BEGIN MATERIALS PROVIDED

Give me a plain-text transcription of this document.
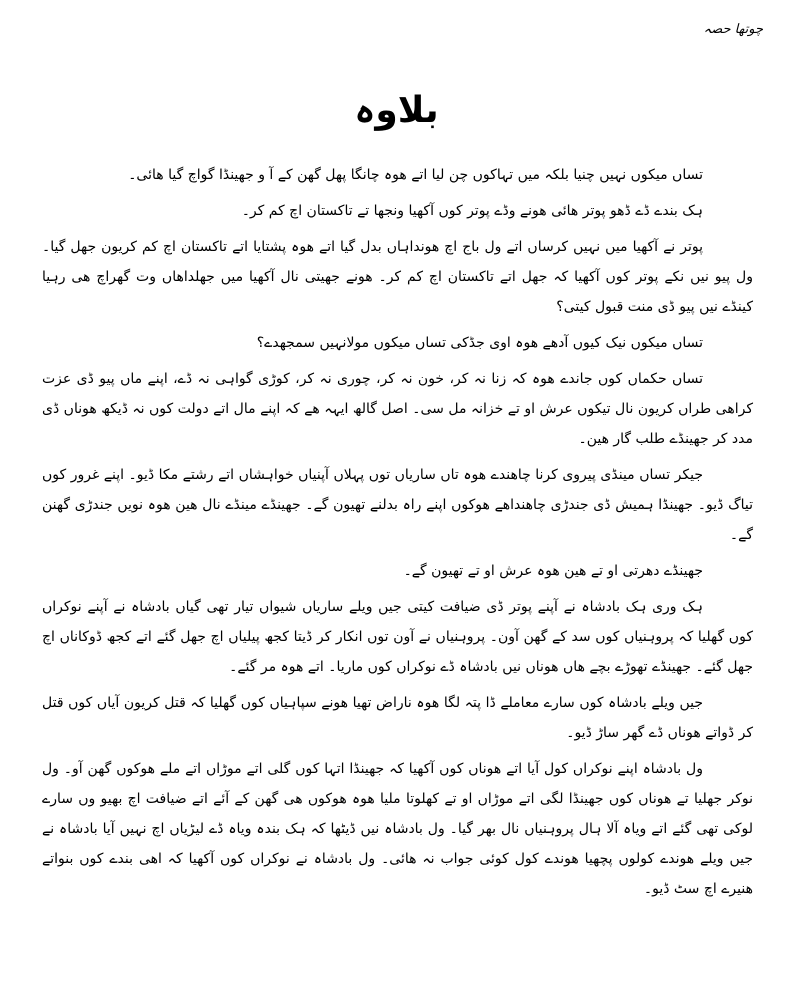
چوتھا حصہ
بلاوہ

تساں میکوں نہیں چنیا بلکہ میں تہاکوں چن لیا اتے ھوہ چانگا پھل گھن کے آ و جھینڈا گواچ گیا ھائی۔

ہک بندے ڈے ڈھو پوتر ھائی ھونے وڈے پوتر کوں آکھیا ونجھا تے تاکستان اچ کم کر۔

پوتر نے آکھیا میں نہیں کرساں اتے ول باج اچ ھونداہاں بدل گیا اتے ھوہ پشتایا اتے تاکستان اچ کم کریون جھل گیا۔ ول پیو نیں نکے پوتر کوں آکھیا کہ جھل اتے تاکستان اچ کم کر۔ ھونے جھیتی نال آکھیا میں جھلداھاں وت گھراچ ھی رہیا کینڈے نیں پیو ڈی منت قبول کیتی؟

تساں میکوں نیک کیوں آدھے ھوہ اوی جڈکی تساں میکوں مولانہیں سمجھدے؟

تساں حکماں کوں جاندے ھوہ کہ زنا نہ کر، خون نہ کر، چوری نہ کر، کوڑی گواہی نہ ڈے، اپنے ماں پیو ڈی عزت کراھی طراں کریون نال تیکوں عرش او تے خزانہ مل سی۔ اصل گالھ ایہہ ھے کہ اپنے مال اتے دولت کوں نہ ڈیکھ ھوناں ڈی مدد کر جھینڈے طلب گار ھین۔

جیکر تساں مینڈی پیروی کرنا چاھندے ھوہ تاں ساریاں توں پہلاں آپنیاں خواہشاں اتے رشتے مکا ڈیو۔ اپنے غرور کوں تیاگ ڈیو۔ جھینڈا ہمیش ڈی جندڑی چاھنداھے ھوکوں اپنے راہ بدلنے تھیون گے۔ جھینڈے مینڈے نال ھین ھوہ نویں جندڑی گھنن گے۔

جھینڈے دھرتی او تے ھین ھوہ عرش او تے تھیون گے۔

ہک وری ہک بادشاہ نے آپنے پوتر ڈی ضیافت کیتی جیں ویلے ساریاں شیواں تیار تھی گیاں بادشاہ نے آپنے نوکراں کوں گھلیا کہ پروہنیاں کوں سد کے گھن آون۔ پروہنیاں نے آون توں انکار کر ڈیتا کجھ پیلیاں اچ جھل گئے اتے کجھ ڈوکاناں اچ جھل گئے۔ جھینڈے تھوڑے بچے ھاں ھوناں نیں بادشاہ ڈے نوکراں کوں ماریا۔ اتے ھوہ مر گئے۔

جیں ویلے بادشاہ کوں سارے معاملے ڈا پتہ لگا ھوہ ناراض تھیا ھونے سپاہیاں کوں گھلیا کہ قتل کریون آیاں کوں قتل کر ڈواتے ھوناں ڈے گھر ساڑ ڈیو۔

ول بادشاہ اپنے نوکراں کول آیا اتے ھوناں کوں آکھیا کہ جھینڈا اتہا کوں گلی اتے موڑاں اتے ملے ھوکوں گھن آو۔ ول نوکر جھلیا تے ھوناں کوں جھینڈا لگی اتے موڑاں او تے کھلوتا ملیا ھوہ ھوکوں ھی گھن کے آئے اتے ضیافت اچ بھیو وں سارے لوکی تھی گئے اتے ویاہ آلا ہال پروہنیاں نال بھر گیا۔ ول بادشاہ نیں ڈیٹھا کہ ہک بندہ ویاہ ڈے لیڑیاں اچ نہیں آیا بادشاہ نے جیں ویلے ھوندے کولوں پچھیا ھوندے کول کوئی جواب نہ ھائی۔ ول بادشاہ نے نوکراں کوں آکھیا کہ اھی بندے کوں بنواتے ھنیرے اچ سٹ ڈیو۔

END MATERIALS PROVIDED

**PROBLEM TO SOLVE**. Report all lines of the data above that include the string "تاکستان".

**CORRECT RESULT**.
ہک بندے ڈے ڈھو پوتر ھائی ھونے وڈے پوتر کوں آکھیا ونجھا تے تاکستان اچ کم کر۔
پوتر نے آکھیا میں نہیں کرساں اتے ول باج اچ ھونداہاں بدل گیا اتے ھوہ پشتایا اتے تاکستان اچ کم کریون جھل گیا۔ ول پیو نیں نکے پوتر کوں آکھیا کہ جھل اتے تاکستان اچ کم کر۔ ھونے جھیتی نال آکھیا میں جھلداھاں وت گھراچ ھی رہیا کینڈے نیں پیو ڈی منت قبول کیتی؟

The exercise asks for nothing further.